Description of the task:
From the line that contains "What's the underlying" to the last line of the data below, transcribe every line exactly. Do not include the pictures.

Records supplied:
= = =

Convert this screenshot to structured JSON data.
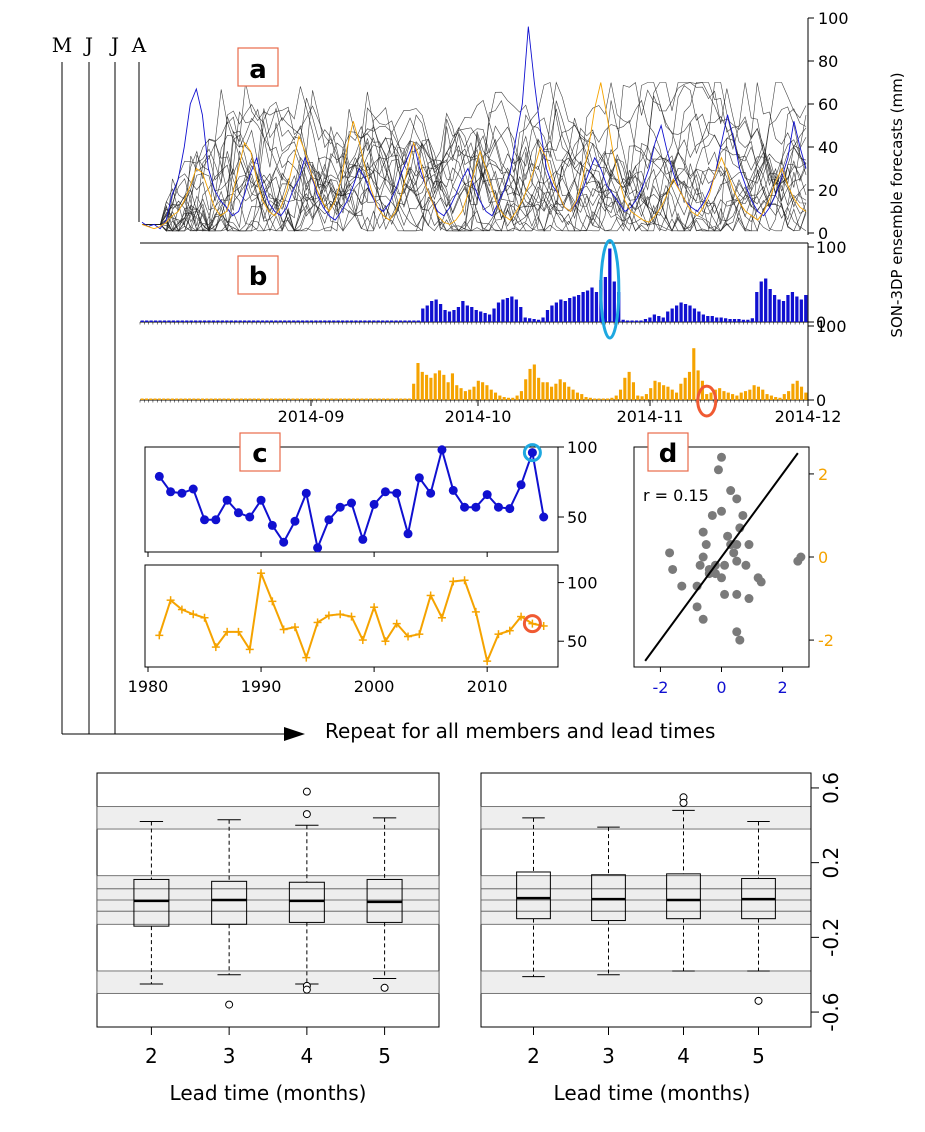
{
  "figure": {
    "timeline_letters": [
      "M",
      "J",
      "J",
      "A"
    ],
    "repeat_text": "Repeat for all members and lead times",
    "panel_labels": {
      "a": "a",
      "b": "b",
      "c": "c",
      "d": "d"
    }
  },
  "colors": {
    "blue": "#1010d0",
    "orange": "#f5a300",
    "gray": "#7a7a7a",
    "cyan_circle": "#1ea8e0",
    "red_circle": "#f05a32",
    "band": "#eeeeee"
  },
  "chart_data": [
    {
      "id": "a",
      "type": "line",
      "ylabel": "SON-3DP ensemble forecasts (mm)",
      "ylim": [
        0,
        100
      ],
      "yticks": [
        "0",
        "20",
        "40",
        "60",
        "80",
        "100"
      ],
      "x_range": [
        "2014-08-01",
        "2014-12-01"
      ],
      "note_series": "many ensemble members in black, one member blue, one member orange",
      "series": [
        {
          "color": "blue",
          "values": [
            5,
            3,
            4,
            2,
            6,
            18,
            25,
            40,
            60,
            67,
            55,
            30,
            20,
            15,
            12,
            8,
            10,
            18,
            28,
            35,
            22,
            14,
            10,
            8,
            12,
            20,
            25,
            35,
            28,
            18,
            12,
            8,
            6,
            10,
            15,
            22,
            30,
            25,
            18,
            12,
            10,
            14,
            20,
            28,
            35,
            42,
            30,
            22,
            15,
            10,
            8,
            12,
            18,
            25,
            30,
            22,
            15,
            10,
            8,
            14,
            20,
            28,
            45,
            60,
            96,
            70,
            48,
            30,
            22,
            18,
            12,
            10,
            14,
            20,
            28,
            35,
            30,
            22,
            18,
            14,
            10,
            12,
            16,
            22,
            30,
            42,
            50,
            38,
            28,
            20,
            15,
            12,
            10,
            14,
            20,
            28,
            42,
            55,
            44,
            30,
            22,
            15,
            10,
            8,
            12,
            18,
            26,
            35,
            52,
            40,
            30
          ]
        },
        {
          "color": "orange",
          "values": [
            4,
            3,
            2,
            3,
            5,
            8,
            10,
            15,
            22,
            30,
            28,
            20,
            12,
            8,
            10,
            18,
            30,
            42,
            38,
            25,
            15,
            10,
            8,
            12,
            20,
            32,
            45,
            38,
            28,
            20,
            14,
            10,
            15,
            25,
            40,
            52,
            42,
            30,
            20,
            12,
            8,
            6,
            10,
            18,
            30,
            42,
            35,
            22,
            15,
            8,
            5,
            4,
            6,
            10,
            18,
            28,
            38,
            30,
            20,
            12,
            8,
            6,
            10,
            15,
            22,
            30,
            40,
            35,
            25,
            18,
            12,
            10,
            15,
            25,
            40,
            58,
            70,
            55,
            38,
            25,
            15,
            10,
            8,
            6,
            5,
            8,
            12,
            18,
            25,
            20,
            15,
            10,
            8,
            12,
            18,
            28,
            35,
            28,
            20,
            14,
            10,
            8,
            6,
            10,
            16,
            24,
            30,
            22,
            16,
            12,
            10
          ]
        }
      ]
    },
    {
      "id": "b-upper",
      "type": "bar",
      "color": "blue",
      "ylim": [
        0,
        100
      ],
      "yticks": [
        "0",
        "100"
      ],
      "values": [
        2,
        2,
        2,
        2,
        2,
        2,
        2,
        2,
        2,
        2,
        2,
        2,
        2,
        2,
        2,
        2,
        2,
        2,
        2,
        2,
        2,
        2,
        2,
        2,
        2,
        2,
        2,
        2,
        2,
        2,
        2,
        2,
        2,
        2,
        2,
        2,
        2,
        2,
        2,
        2,
        2,
        2,
        2,
        2,
        2,
        2,
        2,
        2,
        2,
        2,
        2,
        2,
        2,
        2,
        2,
        2,
        2,
        2,
        2,
        2,
        2,
        2,
        2,
        18,
        22,
        28,
        30,
        24,
        16,
        14,
        16,
        20,
        28,
        22,
        20,
        16,
        14,
        12,
        10,
        18,
        26,
        30,
        32,
        34,
        30,
        20,
        6,
        5,
        4,
        3,
        6,
        16,
        22,
        26,
        30,
        28,
        32,
        34,
        36,
        40,
        42,
        46,
        40,
        56,
        60,
        98,
        54,
        40,
        3,
        2,
        2,
        2,
        2,
        4,
        6,
        10,
        8,
        6,
        14,
        18,
        22,
        26,
        24,
        22,
        18,
        14,
        10,
        8,
        8,
        6,
        6,
        5,
        4,
        4,
        4,
        3,
        3,
        5,
        40,
        54,
        58,
        44,
        36,
        30,
        28,
        36,
        40,
        34,
        30,
        36
      ],
      "highlight_index": 105
    },
    {
      "id": "b-lower",
      "type": "bar",
      "color": "orange",
      "ylim": [
        0,
        100
      ],
      "yticks": [
        "0",
        "100"
      ],
      "xticks": [
        "2014-09",
        "2014-10",
        "2014-11",
        "2014-12"
      ],
      "values": [
        2,
        2,
        2,
        2,
        2,
        2,
        2,
        2,
        2,
        2,
        2,
        2,
        2,
        2,
        2,
        2,
        2,
        2,
        2,
        2,
        2,
        2,
        2,
        2,
        2,
        2,
        2,
        2,
        2,
        2,
        2,
        2,
        2,
        2,
        2,
        2,
        2,
        2,
        2,
        2,
        2,
        2,
        2,
        2,
        2,
        2,
        2,
        2,
        2,
        2,
        2,
        2,
        2,
        2,
        2,
        2,
        2,
        2,
        2,
        2,
        2,
        2,
        2,
        22,
        50,
        38,
        34,
        30,
        36,
        40,
        34,
        24,
        36,
        20,
        16,
        12,
        14,
        18,
        26,
        24,
        20,
        14,
        10,
        6,
        4,
        3,
        3,
        6,
        12,
        28,
        42,
        48,
        30,
        24,
        24,
        18,
        22,
        28,
        24,
        18,
        14,
        10,
        8,
        4,
        3,
        2,
        2,
        2,
        2,
        3,
        6,
        14,
        30,
        38,
        24,
        6,
        5,
        8,
        16,
        26,
        24,
        20,
        18,
        14,
        10,
        22,
        30,
        38,
        70,
        40,
        26,
        8,
        10,
        14,
        16,
        12,
        10,
        8,
        6,
        10,
        12,
        14,
        20,
        18,
        14,
        8,
        6,
        4,
        3,
        8,
        12,
        22,
        26,
        18,
        10
      ],
      "highlight_index": 131
    },
    {
      "id": "c-upper",
      "type": "line",
      "color": "blue",
      "x": [
        1981,
        1982,
        1983,
        1984,
        1985,
        1986,
        1987,
        1988,
        1989,
        1990,
        1991,
        1992,
        1993,
        1994,
        1995,
        1996,
        1997,
        1998,
        1999,
        2000,
        2001,
        2002,
        2003,
        2004,
        2005,
        2006,
        2007,
        2008,
        2009,
        2010,
        2011,
        2012,
        2013,
        2014,
        2015
      ],
      "values": [
        79,
        68,
        67,
        70,
        48,
        48,
        62,
        53,
        50,
        62,
        44,
        32,
        47,
        67,
        28,
        48,
        57,
        60,
        34,
        59,
        68,
        67,
        38,
        78,
        67,
        98,
        69,
        57,
        57,
        66,
        57,
        56,
        73,
        96,
        50
      ],
      "ylim": [
        25,
        100
      ],
      "yticks": [
        "50",
        "100"
      ],
      "highlight_index": 33
    },
    {
      "id": "c-lower",
      "type": "line",
      "color": "orange",
      "x": [
        1981,
        1982,
        1983,
        1984,
        1985,
        1986,
        1987,
        1988,
        1989,
        1990,
        1991,
        1992,
        1993,
        1994,
        1995,
        1996,
        1997,
        1998,
        1999,
        2000,
        2001,
        2002,
        2003,
        2004,
        2005,
        2006,
        2007,
        2008,
        2009,
        2010,
        2011,
        2012,
        2013,
        2014,
        2015
      ],
      "values": [
        55,
        85,
        77,
        73,
        70,
        45,
        58,
        58,
        43,
        108,
        84,
        60,
        62,
        36,
        66,
        72,
        73,
        71,
        51,
        79,
        50,
        65,
        54,
        56,
        89,
        70,
        101,
        102,
        75,
        33,
        56,
        59,
        71,
        65,
        63
      ],
      "ylim": [
        28,
        115
      ],
      "yticks": [
        "50",
        "100"
      ],
      "xticks": [
        "1980",
        "1990",
        "2000",
        "2010"
      ],
      "highlight_index": 33
    },
    {
      "id": "d",
      "type": "scatter",
      "annotation": "r = 0.15",
      "xlim": [
        -2.8,
        2.8
      ],
      "ylim": [
        -2.6,
        2.6
      ],
      "xticks": [
        "-2",
        "0",
        "2"
      ],
      "yticks": [
        "-2",
        "0",
        "2"
      ],
      "x": [
        -1.7,
        -1.6,
        -1.3,
        -0.8,
        -0.6,
        -0.7,
        -0.5,
        -0.2,
        0.0,
        -0.1,
        0.2,
        0.3,
        0.5,
        0.5,
        0.6,
        0.7,
        0.9,
        -0.3,
        -0.6,
        -0.4,
        0.0,
        0.3,
        0.5,
        1.2,
        1.3,
        2.5,
        2.6,
        0.1,
        -0.4,
        -0.8,
        0.8,
        0.5,
        0.5,
        0.6,
        0.0,
        -0.2,
        0.1,
        0.4,
        0.9,
        -0.6
      ],
      "y": [
        0.1,
        -0.3,
        -0.7,
        -1.2,
        -1.5,
        -0.2,
        0.3,
        -0.4,
        1.1,
        2.1,
        0.5,
        0.3,
        -0.1,
        -1.8,
        -2.0,
        1.0,
        0.3,
        1.0,
        0.0,
        -0.3,
        2.4,
        1.6,
        1.4,
        -0.5,
        -0.6,
        -0.1,
        0.0,
        -0.2,
        -0.4,
        -0.7,
        -0.2,
        -0.9,
        0.3,
        0.7,
        -0.5,
        -0.2,
        -0.9,
        0.1,
        -1.0,
        0.6
      ],
      "fit_line": {
        "slope": 1.0,
        "intercept": 0.0
      }
    },
    {
      "id": "e-left",
      "type": "box",
      "categories": [
        "2",
        "3",
        "4",
        "5"
      ],
      "xlabel": "Lead time (months)",
      "ylim": [
        -0.68,
        0.68
      ],
      "boxes": [
        {
          "whisker_low": -0.45,
          "q1": -0.14,
          "median": -0.005,
          "q3": 0.11,
          "whisker_high": 0.42,
          "outliers": []
        },
        {
          "whisker_low": -0.4,
          "q1": -0.13,
          "median": 0.0,
          "q3": 0.1,
          "whisker_high": 0.43,
          "outliers": [
            -0.56
          ]
        },
        {
          "whisker_low": -0.45,
          "q1": -0.12,
          "median": -0.005,
          "q3": 0.095,
          "whisker_high": 0.4,
          "outliers": [
            -0.46,
            -0.48,
            0.58,
            0.46
          ]
        },
        {
          "whisker_low": -0.42,
          "q1": -0.12,
          "median": -0.01,
          "q3": 0.11,
          "whisker_high": 0.44,
          "outliers": [
            -0.47
          ]
        }
      ]
    },
    {
      "id": "e-right",
      "type": "box",
      "categories": [
        "2",
        "3",
        "4",
        "5"
      ],
      "xlabel": "Lead time (months)",
      "ylim": [
        -0.68,
        0.68
      ],
      "yticks": [
        "0.6",
        "0.2",
        "-0.2",
        "-0.6"
      ],
      "boxes": [
        {
          "whisker_low": -0.41,
          "q1": -0.1,
          "median": 0.01,
          "q3": 0.15,
          "whisker_high": 0.44,
          "outliers": []
        },
        {
          "whisker_low": -0.4,
          "q1": -0.11,
          "median": 0.005,
          "q3": 0.135,
          "whisker_high": 0.39,
          "outliers": []
        },
        {
          "whisker_low": -0.38,
          "q1": -0.1,
          "median": 0.0,
          "q3": 0.14,
          "whisker_high": 0.48,
          "outliers": [
            0.55,
            0.52
          ]
        },
        {
          "whisker_low": -0.38,
          "q1": -0.1,
          "median": 0.005,
          "q3": 0.115,
          "whisker_high": 0.42,
          "outliers": [
            -0.54
          ]
        }
      ]
    }
  ]
}
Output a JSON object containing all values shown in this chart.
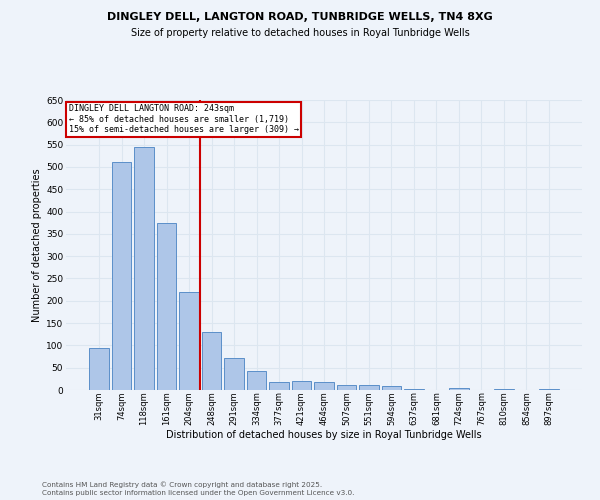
{
  "title1": "DINGLEY DELL, LANGTON ROAD, TUNBRIDGE WELLS, TN4 8XG",
  "title2": "Size of property relative to detached houses in Royal Tunbridge Wells",
  "xlabel": "Distribution of detached houses by size in Royal Tunbridge Wells",
  "ylabel": "Number of detached properties",
  "bar_labels": [
    "31sqm",
    "74sqm",
    "118sqm",
    "161sqm",
    "204sqm",
    "248sqm",
    "291sqm",
    "334sqm",
    "377sqm",
    "421sqm",
    "464sqm",
    "507sqm",
    "551sqm",
    "594sqm",
    "637sqm",
    "681sqm",
    "724sqm",
    "767sqm",
    "810sqm",
    "854sqm",
    "897sqm"
  ],
  "bar_values": [
    95,
    510,
    545,
    375,
    220,
    130,
    72,
    42,
    18,
    20,
    18,
    12,
    12,
    8,
    2,
    0,
    5,
    0,
    2,
    0,
    3
  ],
  "bar_color": "#aec6e8",
  "bar_edge_color": "#5b8fc9",
  "grid_color": "#dce6f0",
  "background_color": "#eef3fa",
  "annotation_text_line1": "DINGLEY DELL LANGTON ROAD: 243sqm",
  "annotation_text_line2": "← 85% of detached houses are smaller (1,719)",
  "annotation_text_line3": "15% of semi-detached houses are larger (309) →",
  "annotation_box_color": "#ffffff",
  "annotation_box_edge": "#cc0000",
  "vline_color": "#cc0000",
  "ylim": [
    0,
    650
  ],
  "yticks": [
    0,
    50,
    100,
    150,
    200,
    250,
    300,
    350,
    400,
    450,
    500,
    550,
    600,
    650
  ],
  "footer1": "Contains HM Land Registry data © Crown copyright and database right 2025.",
  "footer2": "Contains public sector information licensed under the Open Government Licence v3.0."
}
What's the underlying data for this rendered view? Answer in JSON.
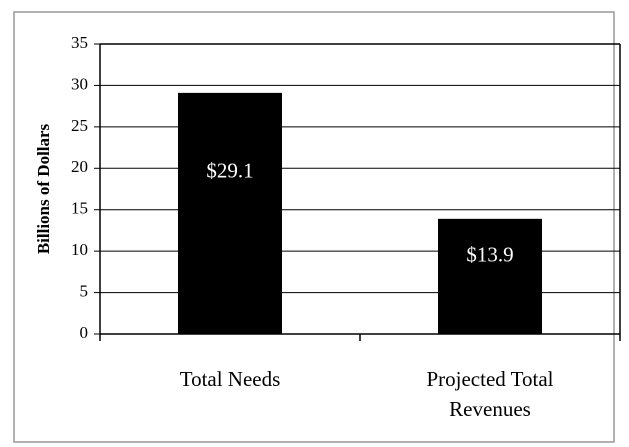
{
  "chart_data": {
    "type": "bar",
    "y_axis_label": "Billions of Dollars",
    "categories": [
      "Total Needs",
      "Projected Total Revenues"
    ],
    "values": [
      29.1,
      13.9
    ],
    "value_labels": [
      "$29.1",
      "$13.9"
    ],
    "color": "#000000",
    "ylim": [
      0,
      35
    ],
    "yticks": [
      0,
      5,
      10,
      15,
      20,
      25,
      30,
      35
    ],
    "grid": true
  }
}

= = =

Finished exercise:
What's the underlying data for this rendered view? Answer in JSON.
{
  "chart_data": {
    "type": "bar",
    "y_axis_label": "Billions of Dollars",
    "categories": [
      "Total Needs",
      "Projected Total Revenues"
    ],
    "values": [
      29.1,
      13.9
    ],
    "value_labels": [
      "$29.1",
      "$13.9"
    ],
    "color": "#000000",
    "ylim": [
      0,
      35
    ],
    "yticks": [
      0,
      5,
      10,
      15,
      20,
      25,
      30,
      35
    ],
    "grid": true
  }
}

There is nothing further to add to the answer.